### What the task requires:
Without the pictures, return all of the material exactly as written.
------------------------
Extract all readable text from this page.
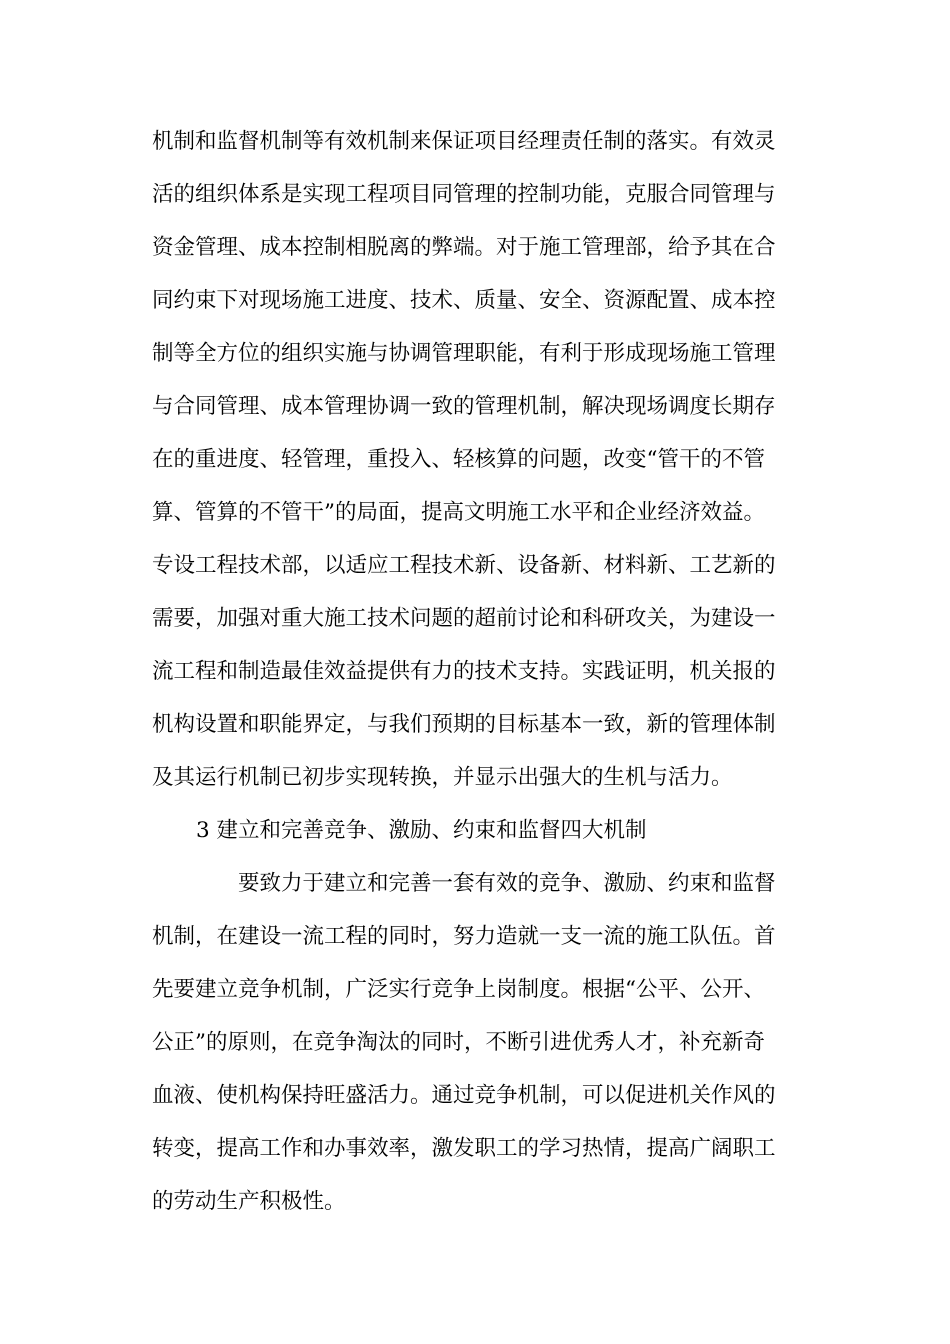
机制和监督机制等有效机制来保证项目经理责任制的落实。有效灵
活的组织体系是实现工程项目同管理的控制功能，克服合同管理与
资金管理、成本控制相脱离的弊端。对于施工管理部，给予其在合
同约束下对现场施工进度、技术、质量、安全、资源配置、成本控
制等全方位的组织实施与协调管理职能，有利于形成现场施工管理
与合同管理、成本管理协调一致的管理机制，解决现场调度长期存
在的重进度、轻管理，重投入、轻核算的问题，改变“管干的不管
算、管算的不管干”的局面，提高文明施工水平和企业经济效益。
专设工程技术部，以适应工程技术新、设备新、材料新、工艺新的
需要，加强对重大施工技术问题的超前讨论和科研攻关，为建设一
流工程和制造最佳效益提供有力的技术支持。实践证明，机关报的
机构设置和职能界定，与我们预期的目标基本一致，新的管理体制
及其运行机制已初步实现转换，并显示出强大的生机与活力。
3 建立和完善竞争、激励、约束和监督四大机制
要致力于建立和完善一套有效的竞争、激励、约束和监督
机制，在建设一流工程的同时，努力造就一支一流的施工队伍。首
先要建立竞争机制，广泛实行竞争上岗制度。根据“公平、公开、
公正”的原则，在竞争淘汰的同时，不断引进优秀人才，补充新奇
血液、使机构保持旺盛活力。通过竞争机制，可以促进机关作风的
转变，提高工作和办事效率，激发职工的学习热情，提高广阔职工
的劳动生产积极性。
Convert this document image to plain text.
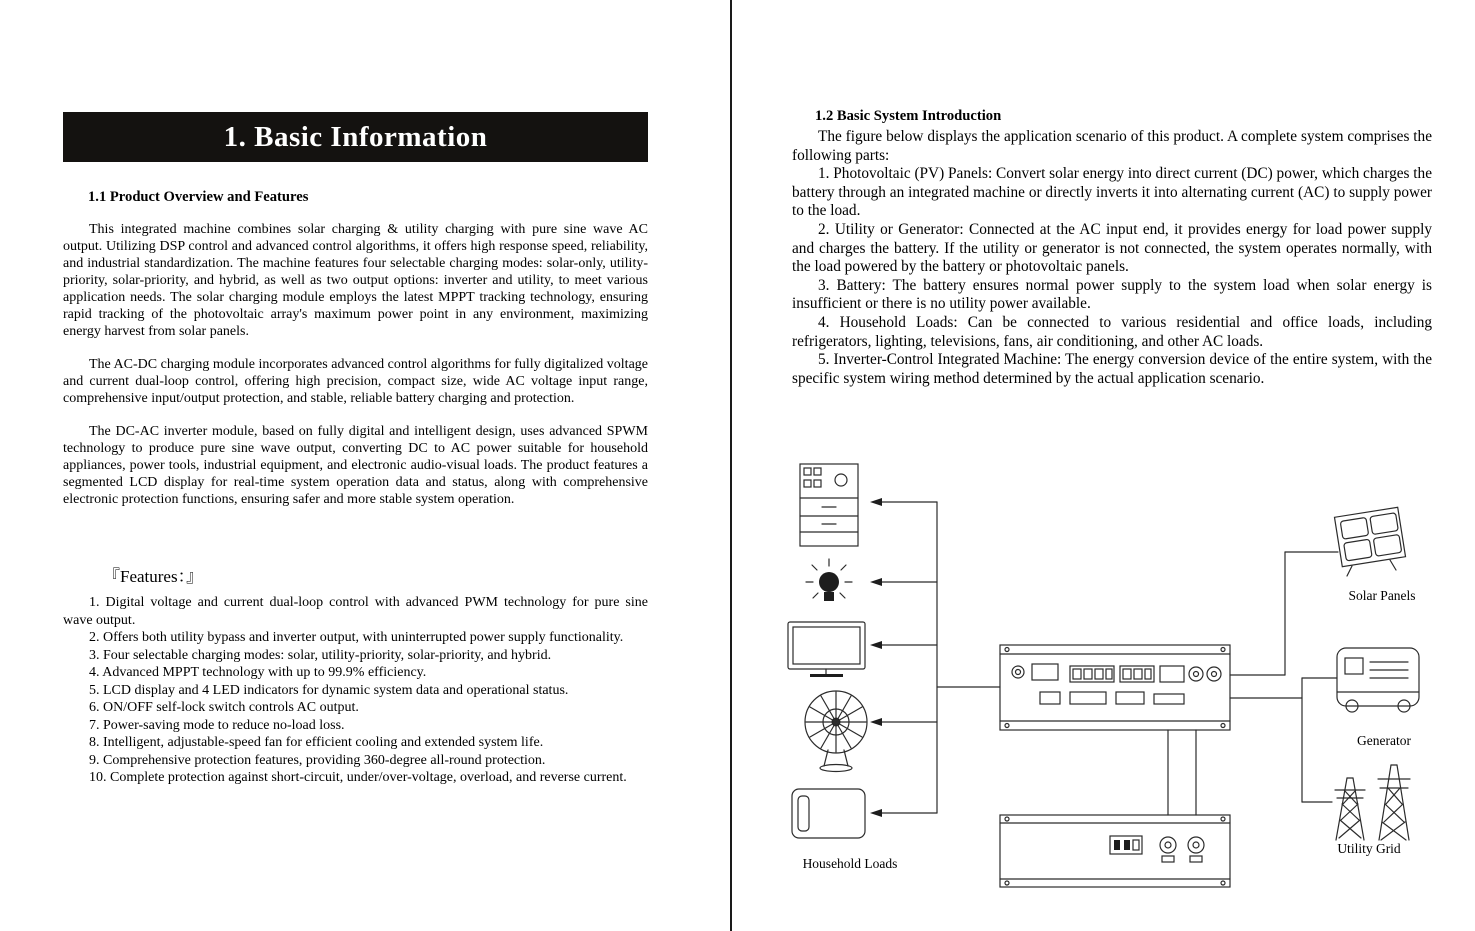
1. Basic Information
1.1 Product Overview and Features

This integrated machine combines solar charging & utility charging with pure sine wave AC output. Utilizing DSP control and advanced control algorithms, it offers high response speed, reliability, and industrial standardization. The machine features four selectable charging modes: solar-only, utility-priority, solar-priority, and hybrid, as well as two output options: inverter and utility, to meet various application needs. The solar charging module employs the latest MPPT tracking technology, ensuring rapid tracking of the photovoltaic array's maximum power point in any environment, maximizing energy harvest from solar panels.

The AC-DC charging module incorporates advanced control algorithms for fully digitalized voltage and current dual-loop control, offering high precision, compact size, wide AC voltage input range, comprehensive input/output protection, and stable, reliable battery charging and protection.

The DC-AC inverter module, based on fully digital and intelligent design, uses advanced SPWM technology to produce pure sine wave output, converting DC to AC power suitable for household appliances, power tools, industrial equipment, and electronic audio-visual loads. The product features a segmented LCD display for real-time system operation data and status, along with comprehensive electronic protection functions, ensuring safer and more stable system operation.

『Features：』

1. Digital voltage and current dual-loop control with advanced PWM technology for pure sine wave output.

2. Offers both utility bypass and inverter output, with uninterrupted power supply functionality.

3. Four selectable charging modes: solar, utility-priority, solar-priority, and hybrid.

4. Advanced MPPT technology with up to 99.9% efficiency.

5. LCD display and 4 LED indicators for dynamic system data and operational status.

6. ON/OFF self-lock switch controls AC output.

7. Power-saving mode to reduce no-load loss.

8. Intelligent, adjustable-speed fan for efficient cooling and extended system life.

9. Comprehensive protection features, providing 360-degree all-round protection.

10. Complete protection against short-circuit, under/over-voltage, overload, and reverse current.

1.2 Basic System Introduction

The figure below displays the application scenario of this product. A complete system comprises the following parts:

1. Photovoltaic (PV) Panels: Convert solar energy into direct current (DC) power, which charges the battery through an integrated machine or directly inverts it into alternating current (AC) to supply power to the load.

2. Utility or Generator: Connected at the AC input end, it provides energy for load power supply and charges the battery. If the utility or generator is not connected, the system operates normally, with the load powered by the battery or photovoltaic panels.

3. Battery: The battery ensures normal power supply to the system load when solar energy is insufficient or there is no utility power available.

4. Household Loads: Can be connected to various residential and office loads, including refrigerators, lighting, televisions, fans, air conditioning, and other AC loads.

5. Inverter-Control Integrated Machine: The energy conversion device of the entire system, with the specific system wiring method determined by the actual application scenario.

Household Loads
Solar Panels
Generator
Utility Grid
------------------------
### Reply to the task:
Extract all readable text from this page.
机制和监督机制等有效机制来保证项目经理责任制的落实。有效灵
活的组织体系是实现工程项目同管理的控制功能，克服合同管理与
资金管理、成本控制相脱离的弊端。对于施工管理部，给予其在合
同约束下对现场施工进度、技术、质量、安全、资源配置、成本控
制等全方位的组织实施与协调管理职能，有利于形成现场施工管理
与合同管理、成本管理协调一致的管理机制，解决现场调度长期存
在的重进度、轻管理，重投入、轻核算的问题，改变“管干的不管
算、管算的不管干”的局面，提高文明施工水平和企业经济效益。
专设工程技术部，以适应工程技术新、设备新、材料新、工艺新的
需要，加强对重大施工技术问题的超前讨论和科研攻关，为建设一
流工程和制造最佳效益提供有力的技术支持。实践证明，机关报的
机构设置和职能界定，与我们预期的目标基本一致，新的管理体制
及其运行机制已初步实现转换，并显示出强大的生机与活力。
3 建立和完善竞争、激励、约束和监督四大机制
要致力于建立和完善一套有效的竞争、激励、约束和监督
机制，在建设一流工程的同时，努力造就一支一流的施工队伍。首
先要建立竞争机制，广泛实行竞争上岗制度。根据“公平、公开、
公正”的原则，在竞争淘汰的同时，不断引进优秀人才，补充新奇
血液、使机构保持旺盛活力。通过竞争机制，可以促进机关作风的
转变，提高工作和办事效率，激发职工的学习热情，提高广阔职工
的劳动生产积极性。
Convert this document image to plain text.
1. Basic Information
1.1 Product Overview and Features

This integrated machine combines solar charging & utility charging with pure sine wave AC output. Utilizing DSP control and advanced control algorithms, it offers high response speed, reliability, and industrial standardization. The machine features four selectable charging modes: solar-only, utility-priority, solar-priority, and hybrid, as well as two output options: inverter and utility, to meet various application needs. The solar charging module employs the latest MPPT tracking technology, ensuring rapid tracking of the photovoltaic array's maximum power point in any environment, maximizing energy harvest from solar panels.

The AC-DC charging module incorporates advanced control algorithms for fully digitalized voltage and current dual-loop control, offering high precision, compact size, wide AC voltage input range, comprehensive input/output protection, and stable, reliable battery charging and protection.

The DC-AC inverter module, based on fully digital and intelligent design, uses advanced SPWM technology to produce pure sine wave output, converting DC to AC power suitable for household appliances, power tools, industrial equipment, and electronic audio-visual loads. The product features a segmented LCD display for real-time system operation data and status, along with comprehensive electronic protection functions, ensuring safer and more stable system operation.

『Features：』

1. Digital voltage and current dual-loop control with advanced PWM technology for pure sine wave output.

2. Offers both utility bypass and inverter output, with uninterrupted power supply functionality.

3. Four selectable charging modes: solar, utility-priority, solar-priority, and hybrid.

4. Advanced MPPT technology with up to 99.9% efficiency.

5. LCD display and 4 LED indicators for dynamic system data and operational status.

6. ON/OFF self-lock switch controls AC output.

7. Power-saving mode to reduce no-load loss.

8. Intelligent, adjustable-speed fan for efficient cooling and extended system life.

9. Comprehensive protection features, providing 360-degree all-round protection.

10. Complete protection against short-circuit, under/over-voltage, overload, and reverse current.

1.2 Basic System Introduction

The figure below displays the application scenario of this product. A complete system comprises the following parts:

1. Photovoltaic (PV) Panels: Convert solar energy into direct current (DC) power, which charges the battery through an integrated machine or directly inverts it into alternating current (AC) to supply power to the load.

2. Utility or Generator: Connected at the AC input end, it provides energy for load power supply and charges the battery. If the utility or generator is not connected, the system operates normally, with the load powered by the battery or photovoltaic panels.

3. Battery: The battery ensures normal power supply to the system load when solar energy is insufficient or there is no utility power available.

4. Household Loads: Can be connected to various residential and office loads, including refrigerators, lighting, televisions, fans, air conditioning, and other AC loads.

5. Inverter-Control Integrated Machine: The energy conversion device of the entire system, with the specific system wiring method determined by the actual application scenario.

Household Loads
Solar Panels
Generator
Utility Grid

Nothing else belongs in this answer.